[Start of DATA FOR PROCESSING]

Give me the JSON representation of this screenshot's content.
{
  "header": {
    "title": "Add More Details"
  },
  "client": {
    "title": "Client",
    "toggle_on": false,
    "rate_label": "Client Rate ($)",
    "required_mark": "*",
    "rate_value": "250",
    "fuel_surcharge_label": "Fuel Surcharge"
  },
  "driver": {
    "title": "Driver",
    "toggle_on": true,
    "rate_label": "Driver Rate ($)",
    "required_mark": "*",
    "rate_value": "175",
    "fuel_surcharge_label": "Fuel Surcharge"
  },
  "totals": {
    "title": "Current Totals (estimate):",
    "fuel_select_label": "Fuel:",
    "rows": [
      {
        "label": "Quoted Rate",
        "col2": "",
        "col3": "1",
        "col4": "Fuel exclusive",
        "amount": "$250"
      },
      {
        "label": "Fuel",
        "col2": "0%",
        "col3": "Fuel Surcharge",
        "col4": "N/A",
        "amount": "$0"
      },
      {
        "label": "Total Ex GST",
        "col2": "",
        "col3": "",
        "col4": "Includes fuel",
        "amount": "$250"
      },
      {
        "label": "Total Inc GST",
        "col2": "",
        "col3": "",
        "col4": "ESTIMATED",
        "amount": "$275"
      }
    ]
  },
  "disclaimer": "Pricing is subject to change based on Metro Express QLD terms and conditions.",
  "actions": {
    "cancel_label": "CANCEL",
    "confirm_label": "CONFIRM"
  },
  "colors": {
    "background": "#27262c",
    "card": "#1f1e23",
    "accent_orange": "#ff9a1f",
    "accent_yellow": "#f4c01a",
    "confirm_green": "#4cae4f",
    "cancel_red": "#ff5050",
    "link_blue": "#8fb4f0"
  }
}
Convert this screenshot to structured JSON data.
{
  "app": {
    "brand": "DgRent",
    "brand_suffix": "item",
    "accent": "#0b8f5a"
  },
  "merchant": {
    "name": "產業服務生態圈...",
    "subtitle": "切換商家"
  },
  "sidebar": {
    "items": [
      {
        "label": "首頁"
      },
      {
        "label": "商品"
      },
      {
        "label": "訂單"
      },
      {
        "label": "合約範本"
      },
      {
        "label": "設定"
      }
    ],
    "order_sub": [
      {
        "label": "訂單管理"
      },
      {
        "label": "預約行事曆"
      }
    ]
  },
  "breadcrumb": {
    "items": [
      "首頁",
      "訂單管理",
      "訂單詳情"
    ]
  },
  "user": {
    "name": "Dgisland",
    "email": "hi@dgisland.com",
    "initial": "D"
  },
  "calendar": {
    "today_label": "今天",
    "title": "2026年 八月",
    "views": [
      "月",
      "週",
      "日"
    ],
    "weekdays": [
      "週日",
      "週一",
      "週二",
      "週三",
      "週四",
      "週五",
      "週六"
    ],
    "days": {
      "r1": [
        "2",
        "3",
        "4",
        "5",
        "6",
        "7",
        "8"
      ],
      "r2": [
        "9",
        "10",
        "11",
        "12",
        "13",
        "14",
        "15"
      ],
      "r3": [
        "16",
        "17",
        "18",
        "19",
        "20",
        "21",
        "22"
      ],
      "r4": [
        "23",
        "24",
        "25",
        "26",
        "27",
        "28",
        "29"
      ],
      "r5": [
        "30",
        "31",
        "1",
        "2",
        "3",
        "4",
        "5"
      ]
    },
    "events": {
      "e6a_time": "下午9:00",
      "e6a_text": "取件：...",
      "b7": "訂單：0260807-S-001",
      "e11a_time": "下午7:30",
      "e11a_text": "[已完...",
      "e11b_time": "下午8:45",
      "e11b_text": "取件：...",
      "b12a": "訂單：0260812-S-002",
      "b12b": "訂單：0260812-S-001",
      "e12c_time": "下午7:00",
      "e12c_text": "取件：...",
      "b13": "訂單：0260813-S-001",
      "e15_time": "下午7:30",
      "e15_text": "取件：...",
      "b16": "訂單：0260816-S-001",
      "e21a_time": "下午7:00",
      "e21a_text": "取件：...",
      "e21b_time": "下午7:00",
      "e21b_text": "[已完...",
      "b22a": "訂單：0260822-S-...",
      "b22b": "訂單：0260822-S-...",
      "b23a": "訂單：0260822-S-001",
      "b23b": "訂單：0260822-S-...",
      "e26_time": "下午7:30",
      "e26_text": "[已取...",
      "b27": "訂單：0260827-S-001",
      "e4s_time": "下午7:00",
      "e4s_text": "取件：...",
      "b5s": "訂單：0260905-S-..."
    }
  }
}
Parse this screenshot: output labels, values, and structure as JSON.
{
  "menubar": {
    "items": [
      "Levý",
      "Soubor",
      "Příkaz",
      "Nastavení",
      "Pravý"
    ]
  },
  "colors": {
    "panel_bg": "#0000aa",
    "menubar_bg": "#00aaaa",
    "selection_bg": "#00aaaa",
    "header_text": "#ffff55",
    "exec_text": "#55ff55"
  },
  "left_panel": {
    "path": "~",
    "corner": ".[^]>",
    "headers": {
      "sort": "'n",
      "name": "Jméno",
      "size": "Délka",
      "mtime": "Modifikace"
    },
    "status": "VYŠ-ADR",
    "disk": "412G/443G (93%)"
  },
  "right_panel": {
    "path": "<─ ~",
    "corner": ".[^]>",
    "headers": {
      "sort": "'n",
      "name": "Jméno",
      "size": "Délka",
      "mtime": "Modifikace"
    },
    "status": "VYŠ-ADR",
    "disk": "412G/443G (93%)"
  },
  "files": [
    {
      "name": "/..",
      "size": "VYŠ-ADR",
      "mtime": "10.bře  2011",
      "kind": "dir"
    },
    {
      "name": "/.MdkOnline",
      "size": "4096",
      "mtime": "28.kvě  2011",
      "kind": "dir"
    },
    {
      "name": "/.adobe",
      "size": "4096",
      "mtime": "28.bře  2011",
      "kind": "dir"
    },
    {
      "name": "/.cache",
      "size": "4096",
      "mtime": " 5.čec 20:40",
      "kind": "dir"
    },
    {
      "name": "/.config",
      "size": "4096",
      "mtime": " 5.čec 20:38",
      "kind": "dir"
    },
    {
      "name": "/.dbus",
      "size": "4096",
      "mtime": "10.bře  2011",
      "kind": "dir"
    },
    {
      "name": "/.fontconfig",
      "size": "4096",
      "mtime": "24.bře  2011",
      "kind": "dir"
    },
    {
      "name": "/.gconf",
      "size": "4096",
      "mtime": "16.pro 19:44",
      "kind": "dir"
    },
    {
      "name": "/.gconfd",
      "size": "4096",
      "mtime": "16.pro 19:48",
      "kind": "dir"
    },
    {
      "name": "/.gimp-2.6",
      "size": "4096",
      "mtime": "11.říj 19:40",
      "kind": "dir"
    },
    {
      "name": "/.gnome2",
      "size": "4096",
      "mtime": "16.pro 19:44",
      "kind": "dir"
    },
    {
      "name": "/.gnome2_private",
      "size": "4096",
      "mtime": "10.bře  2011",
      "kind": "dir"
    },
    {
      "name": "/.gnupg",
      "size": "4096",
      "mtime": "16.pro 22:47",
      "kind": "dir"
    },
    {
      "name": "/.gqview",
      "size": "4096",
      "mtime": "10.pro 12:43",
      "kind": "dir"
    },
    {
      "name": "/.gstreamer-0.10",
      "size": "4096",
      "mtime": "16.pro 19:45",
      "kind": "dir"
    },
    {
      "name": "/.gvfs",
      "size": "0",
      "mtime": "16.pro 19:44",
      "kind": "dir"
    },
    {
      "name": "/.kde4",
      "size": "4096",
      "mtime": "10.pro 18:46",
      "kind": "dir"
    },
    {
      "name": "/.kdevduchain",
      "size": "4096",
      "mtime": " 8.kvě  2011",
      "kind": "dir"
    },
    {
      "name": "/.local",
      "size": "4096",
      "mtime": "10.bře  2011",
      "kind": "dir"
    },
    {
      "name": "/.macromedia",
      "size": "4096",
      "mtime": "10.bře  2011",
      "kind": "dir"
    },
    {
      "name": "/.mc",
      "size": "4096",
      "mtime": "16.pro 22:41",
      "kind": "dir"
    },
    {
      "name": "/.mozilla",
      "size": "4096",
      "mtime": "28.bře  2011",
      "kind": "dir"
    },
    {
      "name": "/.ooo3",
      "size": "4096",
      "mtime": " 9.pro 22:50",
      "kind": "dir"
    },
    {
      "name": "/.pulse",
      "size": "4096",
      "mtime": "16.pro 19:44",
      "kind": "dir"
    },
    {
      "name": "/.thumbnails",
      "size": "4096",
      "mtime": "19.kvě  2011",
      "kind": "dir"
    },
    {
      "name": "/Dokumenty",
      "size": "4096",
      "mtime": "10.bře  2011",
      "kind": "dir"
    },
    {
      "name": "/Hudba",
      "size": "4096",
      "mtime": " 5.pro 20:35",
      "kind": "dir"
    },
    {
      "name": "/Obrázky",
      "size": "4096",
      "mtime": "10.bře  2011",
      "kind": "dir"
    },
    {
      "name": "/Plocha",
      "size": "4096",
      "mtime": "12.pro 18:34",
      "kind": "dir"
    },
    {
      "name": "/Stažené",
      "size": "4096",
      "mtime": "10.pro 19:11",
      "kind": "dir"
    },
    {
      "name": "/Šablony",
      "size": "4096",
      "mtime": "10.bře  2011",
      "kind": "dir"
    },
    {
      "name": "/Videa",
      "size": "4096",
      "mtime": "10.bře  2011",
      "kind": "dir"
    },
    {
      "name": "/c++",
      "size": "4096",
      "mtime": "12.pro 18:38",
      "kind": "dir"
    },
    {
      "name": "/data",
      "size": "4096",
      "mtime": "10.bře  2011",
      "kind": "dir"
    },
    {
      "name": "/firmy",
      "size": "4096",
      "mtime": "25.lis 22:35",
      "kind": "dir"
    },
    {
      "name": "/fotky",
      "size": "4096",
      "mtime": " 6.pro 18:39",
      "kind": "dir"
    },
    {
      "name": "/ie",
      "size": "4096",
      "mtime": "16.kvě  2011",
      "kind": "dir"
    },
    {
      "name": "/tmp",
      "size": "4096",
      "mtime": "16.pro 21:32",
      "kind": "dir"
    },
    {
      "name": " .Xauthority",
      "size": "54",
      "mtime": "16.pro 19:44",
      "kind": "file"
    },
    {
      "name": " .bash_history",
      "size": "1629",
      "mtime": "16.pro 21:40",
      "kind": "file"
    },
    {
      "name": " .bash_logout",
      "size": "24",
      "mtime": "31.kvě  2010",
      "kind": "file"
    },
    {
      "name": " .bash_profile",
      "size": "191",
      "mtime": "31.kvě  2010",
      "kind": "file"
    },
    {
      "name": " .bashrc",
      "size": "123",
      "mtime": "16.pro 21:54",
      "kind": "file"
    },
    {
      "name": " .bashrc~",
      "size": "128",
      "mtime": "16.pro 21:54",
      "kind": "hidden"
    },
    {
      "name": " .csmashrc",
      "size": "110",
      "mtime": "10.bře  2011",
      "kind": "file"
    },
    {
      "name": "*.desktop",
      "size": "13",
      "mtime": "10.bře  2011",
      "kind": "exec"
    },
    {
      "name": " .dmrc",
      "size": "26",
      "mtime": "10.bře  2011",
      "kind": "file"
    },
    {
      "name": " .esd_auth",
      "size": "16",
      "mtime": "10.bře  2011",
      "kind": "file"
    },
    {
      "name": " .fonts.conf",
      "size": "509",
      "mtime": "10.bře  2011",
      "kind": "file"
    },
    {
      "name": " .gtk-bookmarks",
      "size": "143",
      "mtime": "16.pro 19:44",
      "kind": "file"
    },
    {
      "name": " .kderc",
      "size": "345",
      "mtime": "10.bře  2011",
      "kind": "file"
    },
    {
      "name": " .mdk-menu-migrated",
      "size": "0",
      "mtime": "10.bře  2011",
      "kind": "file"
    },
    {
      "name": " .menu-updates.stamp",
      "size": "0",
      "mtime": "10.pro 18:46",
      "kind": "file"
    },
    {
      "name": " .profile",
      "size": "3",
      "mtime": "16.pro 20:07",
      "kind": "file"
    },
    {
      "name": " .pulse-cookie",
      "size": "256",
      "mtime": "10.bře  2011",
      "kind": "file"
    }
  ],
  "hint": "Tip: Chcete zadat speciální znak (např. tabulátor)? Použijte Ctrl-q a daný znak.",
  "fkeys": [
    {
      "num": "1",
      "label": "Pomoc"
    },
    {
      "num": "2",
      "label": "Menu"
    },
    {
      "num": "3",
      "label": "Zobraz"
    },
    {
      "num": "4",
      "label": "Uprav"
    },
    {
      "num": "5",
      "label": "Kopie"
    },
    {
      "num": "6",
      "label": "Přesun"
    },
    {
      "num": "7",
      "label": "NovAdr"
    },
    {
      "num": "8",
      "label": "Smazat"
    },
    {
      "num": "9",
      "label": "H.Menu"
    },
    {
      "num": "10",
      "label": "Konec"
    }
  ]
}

[End of DATA FOR PROCESSING]

INSTRUCTION: Which lines contain "screenshot"? Copy each of them out.

TASK ANSWER:
Give me the JSON representation of this screenshot's content.
Convert this screenshot to structured JSON data.
Parse this screenshot: output labels, values, and structure as JSON.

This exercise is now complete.